§ WRITTEN INSTRUCTION
All lines below must be repeated exactly, with the pictures omitted.

-- begin EXTRACTED MATERIAL --

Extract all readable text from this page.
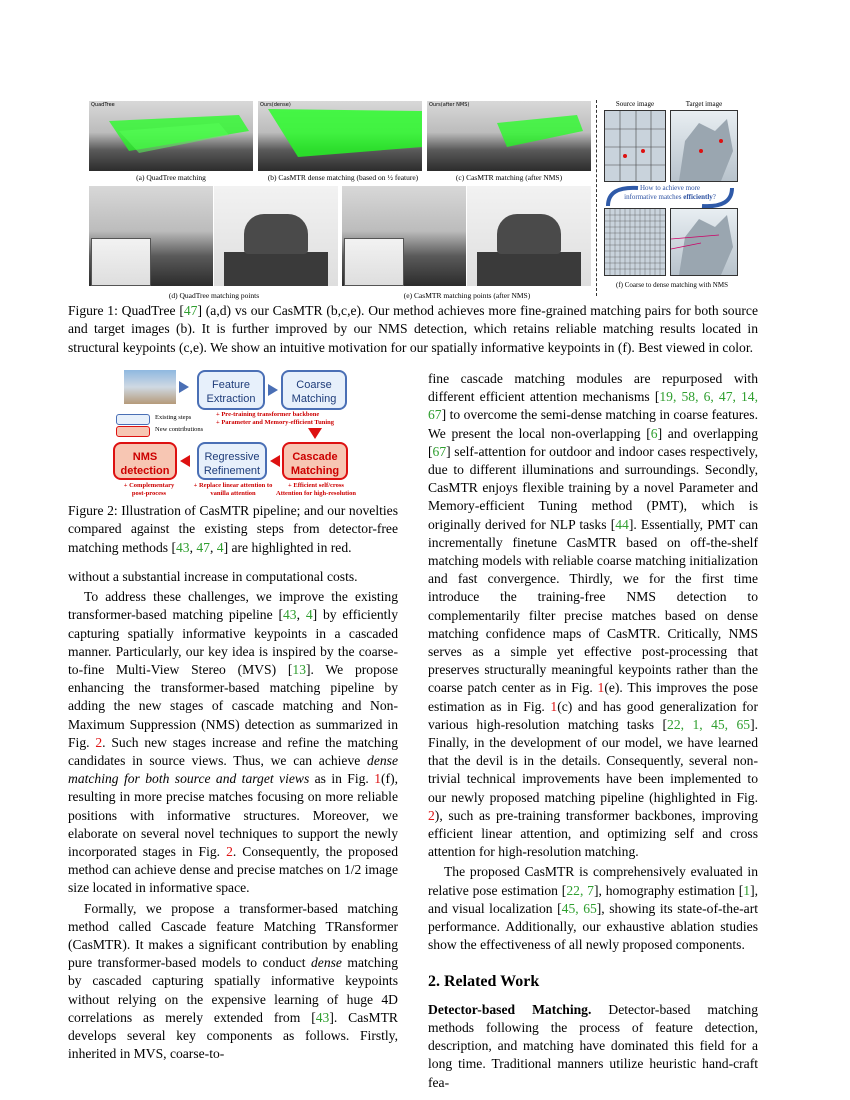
QuadTree	Ours(dense)	Ours(after NMS)
(a) QuadTree matching	(b) CasMTR dense matching (based on ½ feature)	(c) CasMTR matching (after NMS)
(d) QuadTree matching points	(e) CasMTR matching points (after NMS)
Source image	Target image
How to achieve more
informative matches efficiently?
(f) Coarse to dense matching with NMS
Figure 1: QuadTree [47] (a,d) vs our CasMTR (b,c,e). Our method achieves more fine-grained matching pairs for both source and target images (b). It is further improved by our NMS detection, which retains reliable matching results located in structural keypoints (c,e). We show an intuitive motivation for our spatially informative keypoints in (f). Best viewed in color.
Feature Extraction
Coarse Matching
Existing steps
New contributions
+ Pre-training transformer backbone
+ Parameter and Memory-efficient Tuning
NMS detection
Regressive Refinement
Cascade Matching
+ Complementary post-process
+ Replace linear attention to vanilla attention
+ Efficient self/cross Attention for high-resolution
Figure 2: Illustration of CasMTR pipeline; and our novelties compared against the existing steps from detector-free matching methods [43, 47, 4] are highlighted in red.

without a substantial increase in computational costs.

To address these challenges, we improve the existing transformer-based matching pipeline [43, 4] by efficiently capturing spatially informative keypoints in a cascaded manner. Particularly, our key idea is inspired by the coarse-to-fine Multi-View Stereo (MVS) [13]. We propose enhancing the transformer-based matching pipeline by adding the new stages of cascade matching and Non-Maximum Suppression (NMS) detection as summarized in Fig. 2. Such new stages increase and refine the matching candidates in source views. Thus, we can achieve dense matching for both source and target views as in Fig. 1(f), resulting in more precise matches focusing on more reliable positions with informative structures. Moreover, we elaborate on several novel techniques to support the newly incorporated stages in Fig. 2. Consequently, the proposed method can achieve dense and precise matches on 1/2 image size located in informative space.

Formally, we propose a transformer-based matching method called Cascade feature Matching TRansformer (CasMTR). It makes a significant contribution by enabling pure transformer-based models to conduct dense matching by cascaded capturing spatially informative keypoints without relying on the expensive learning of huge 4D correlations as merely extended from [43]. CasMTR develops several key components as follows. Firstly, inherited in MVS, coarse-to-

fine cascade matching modules are repurposed with different efficient attention mechanisms [19, 58, 6, 47, 14, 67] to overcome the semi-dense matching in coarse features. We present the local non-overlapping [6] and overlapping [67] self-attention for outdoor and indoor cases respectively, due to different illuminations and surroundings. Secondly, CasMTR enjoys flexible training by a novel Parameter and Memory-efficient Tuning method (PMT), which is originally derived for NLP tasks [44]. Essentially, PMT can incrementally finetune CasMTR based on off-the-shelf matching models with reliable coarse matching initialization and fast convergence. Thirdly, we for the first time introduce the training-free NMS detection to complementarily filter precise matches based on dense matching confidence maps of CasMTR. Critically, NMS serves as a simple yet effective post-processing that preserves structurally meaningful keypoints rather than the coarse patch center as in Fig. 1(e). This improves the pose estimation as in Fig. 1(c) and has good generalization for various high-resolution matching tasks [22, 1, 45, 65]. Finally, in the development of our model, we have learned that the devil is in the details. Consequently, several non-trivial technical improvements have been implemented to our newly proposed matching pipeline (highlighted in Fig. 2), such as pre-training transformer backbones, improving efficient linear attention, and optimizing self and cross attention for high-resolution matching.

The proposed CasMTR is comprehensively evaluated in relative pose estimation [22, 7], homography estimation [1], and visual localization [45, 65], showing its state-of-the-art performance. Additionally, our exhaustive ablation studies show the effectiveness of all newly proposed components.

2. Related Work

Detector-based Matching. Detector-based matching methods following the process of feature detection, description, and matching have dominated this field for a long time. Traditional manners utilize heuristic hand-craft fea-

-- end EXTRACTED MATERIAL --

§ TASK RESULT
Extract all readable text from this page.
QuadTree	Ours(dense)	Ours(after NMS)
(a) QuadTree matching	(b) CasMTR dense matching (based on ½ feature)	(c) CasMTR matching (after NMS)
(d) QuadTree matching points	(e) CasMTR matching points (after NMS)
Source image	Target image
How to achieve more
informative matches efficiently?
(f) Coarse to dense matching with NMS
Figure 1: QuadTree [47] (a,d) vs our CasMTR (b,c,e). Our method achieves more fine-grained matching pairs for both source and target images (b). It is further improved by our NMS detection, which retains reliable matching results located in structural keypoints (c,e). We show an intuitive motivation for our spatially informative keypoints in (f). Best viewed in color.
Feature Extraction
Coarse Matching
Existing steps
New contributions
+ Pre-training transformer backbone
+ Parameter and Memory-efficient Tuning
NMS detection
Regressive Refinement
Cascade Matching
+ Complementary post-process
+ Replace linear attention to vanilla attention
+ Efficient self/cross Attention for high-resolution
Figure 2: Illustration of CasMTR pipeline; and our novelties compared against the existing steps from detector-free matching methods [43, 47, 4] are highlighted in red.

without a substantial increase in computational costs.

To address these challenges, we improve the existing transformer-based matching pipeline [43, 4] by efficiently capturing spatially informative keypoints in a cascaded manner. Particularly, our key idea is inspired by the coarse-to-fine Multi-View Stereo (MVS) [13]. We propose enhancing the transformer-based matching pipeline by adding the new stages of cascade matching and Non-Maximum Suppression (NMS) detection as summarized in Fig. 2. Such new stages increase and refine the matching candidates in source views. Thus, we can achieve dense matching for both source and target views as in Fig. 1(f), resulting in more precise matches focusing on more reliable positions with informative structures. Moreover, we elaborate on several novel techniques to support the newly incorporated stages in Fig. 2. Consequently, the proposed method can achieve dense and precise matches on 1/2 image size located in informative space.

Formally, we propose a transformer-based matching method called Cascade feature Matching TRansformer (CasMTR). It makes a significant contribution by enabling pure transformer-based models to conduct dense matching by cascaded capturing spatially informative keypoints without relying on the expensive learning of huge 4D correlations as merely extended from [43]. CasMTR develops several key components as follows. Firstly, inherited in MVS, coarse-to-

fine cascade matching modules are repurposed with different efficient attention mechanisms [19, 58, 6, 47, 14, 67] to overcome the semi-dense matching in coarse features. We present the local non-overlapping [6] and overlapping [67] self-attention for outdoor and indoor cases respectively, due to different illuminations and surroundings. Secondly, CasMTR enjoys flexible training by a novel Parameter and Memory-efficient Tuning method (PMT), which is originally derived for NLP tasks [44]. Essentially, PMT can incrementally finetune CasMTR based on off-the-shelf matching models with reliable coarse matching initialization and fast convergence. Thirdly, we for the first time introduce the training-free NMS detection to complementarily filter precise matches based on dense matching confidence maps of CasMTR. Critically, NMS serves as a simple yet effective post-processing that preserves structurally meaningful keypoints rather than the coarse patch center as in Fig. 1(e). This improves the pose estimation as in Fig. 1(c) and has good generalization for various high-resolution matching tasks [22, 1, 45, 65]. Finally, in the development of our model, we have learned that the devil is in the details. Consequently, several non-trivial technical improvements have been implemented to our newly proposed matching pipeline (highlighted in Fig. 2), such as pre-training transformer backbones, improving efficient linear attention, and optimizing self and cross attention for high-resolution matching.

The proposed CasMTR is comprehensively evaluated in relative pose estimation [22, 7], homography estimation [1], and visual localization [45, 65], showing its state-of-the-art performance. Additionally, our exhaustive ablation studies show the effectiveness of all newly proposed components.

2. Related Work

Detector-based Matching. Detector-based matching methods following the process of feature detection, description, and matching have dominated this field for a long time. Traditional manners utilize heuristic hand-craft fea-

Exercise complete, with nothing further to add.